### SHORT TASK:
Transcribe the records below in full; pictures stay out of the copy.

──────── ITEMS ────────

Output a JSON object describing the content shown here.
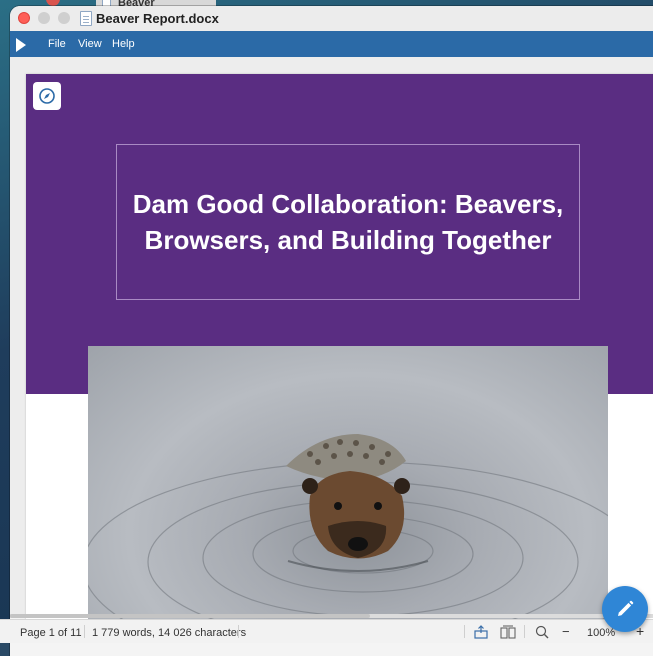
{
  "background_window": {
    "title": "Beaver Report.docx"
  },
  "window": {
    "title": "Beaver Report.docx"
  },
  "menu": {
    "items": [
      "File",
      "View",
      "Help"
    ]
  },
  "document": {
    "title": "Dam Good Collaboration: Beavers, Browsers, and Building Together"
  },
  "status": {
    "page": "Page 1 of 11",
    "counts": "1 779 words, 14 026 characters",
    "zoom": "100%",
    "zoom_minus": "−",
    "zoom_plus": "+"
  },
  "colors": {
    "banner": "#5a2d82",
    "menubar": "#2b6aa7",
    "fab": "#2f86d6"
  }
}
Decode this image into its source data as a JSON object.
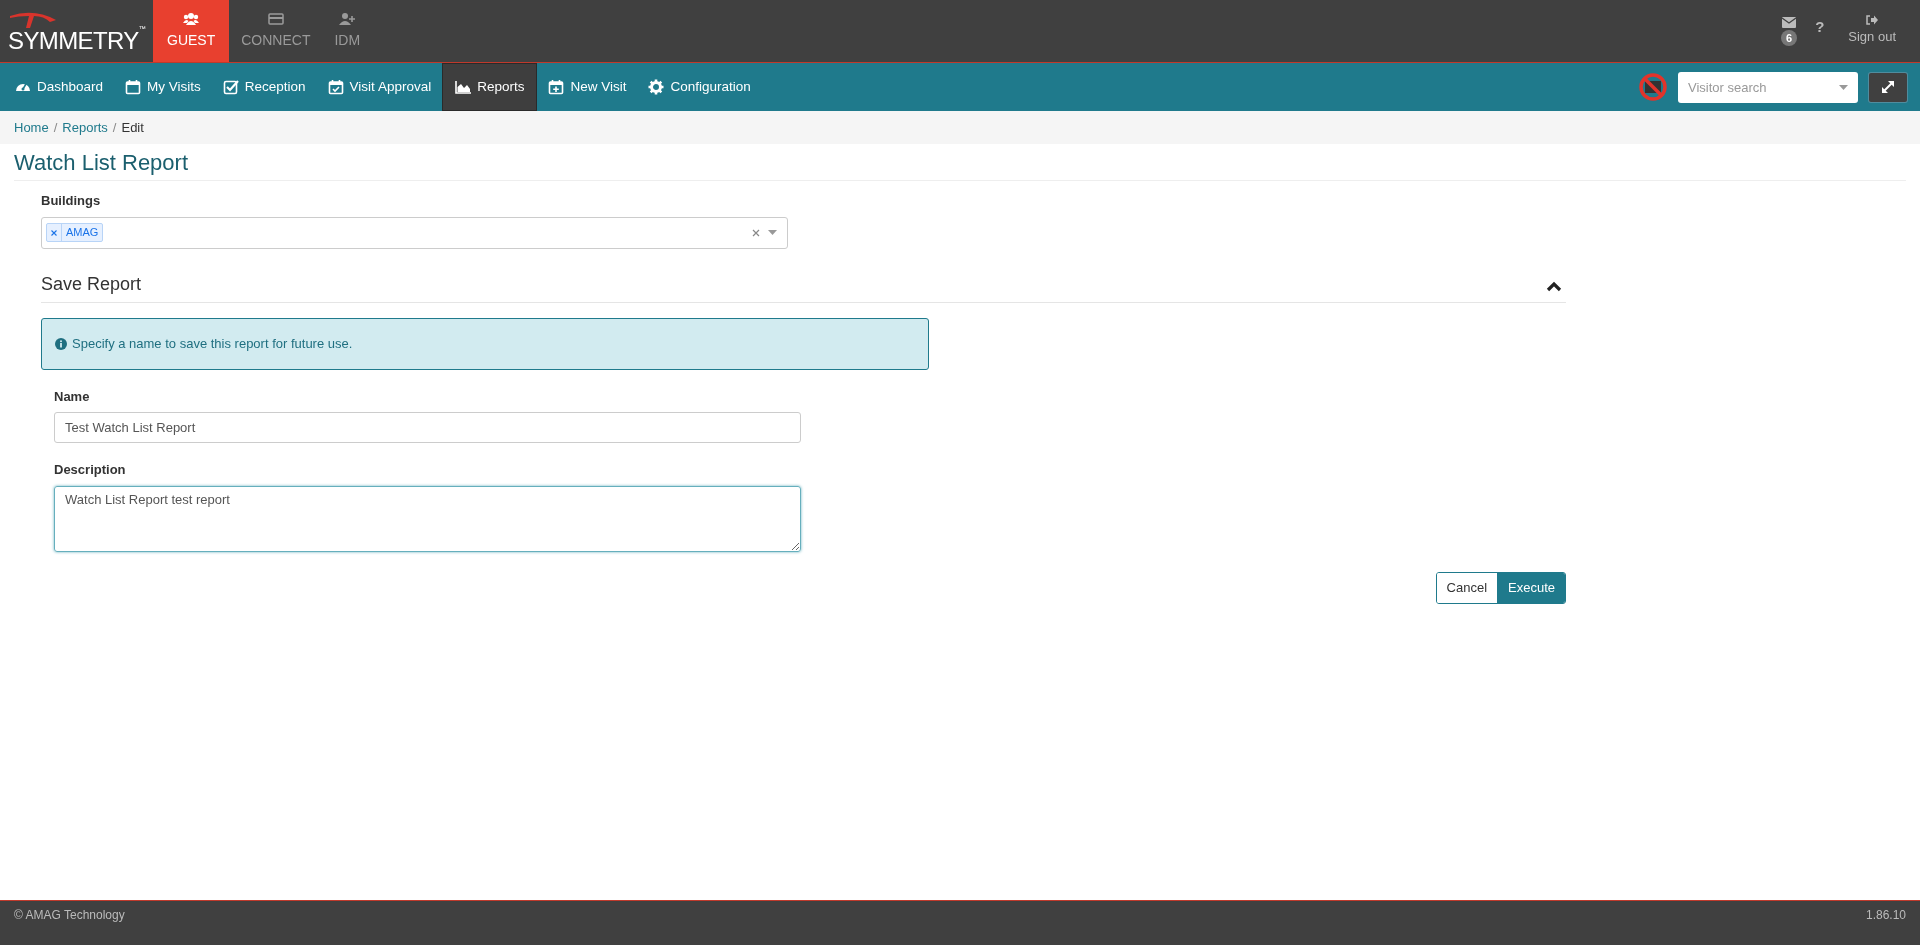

────────

### SOLUTION TO THIS TASK:
Output a JSON object describing the content shown here.
{
  "background_window": {
    "title": "Beaver Report.docx"
  },
  "window": {
    "title": "Beaver Report.docx"
  },
  "menu": {
    "items": [
      "File",
      "View",
      "Help"
    ]
  },
  "document": {
    "title": "Dam Good Collaboration: Beavers, Browsers, and Building Together"
  },
  "status": {
    "page": "Page 1 of 11",
    "counts": "1 779 words, 14 026 characters",
    "zoom": "100%",
    "zoom_minus": "−",
    "zoom_plus": "+"
  },
  "colors": {
    "banner": "#5a2d82",
    "menubar": "#2b6aa7",
    "fab": "#2f86d6"
  }
}
Decode this image into its source data as a JSON object.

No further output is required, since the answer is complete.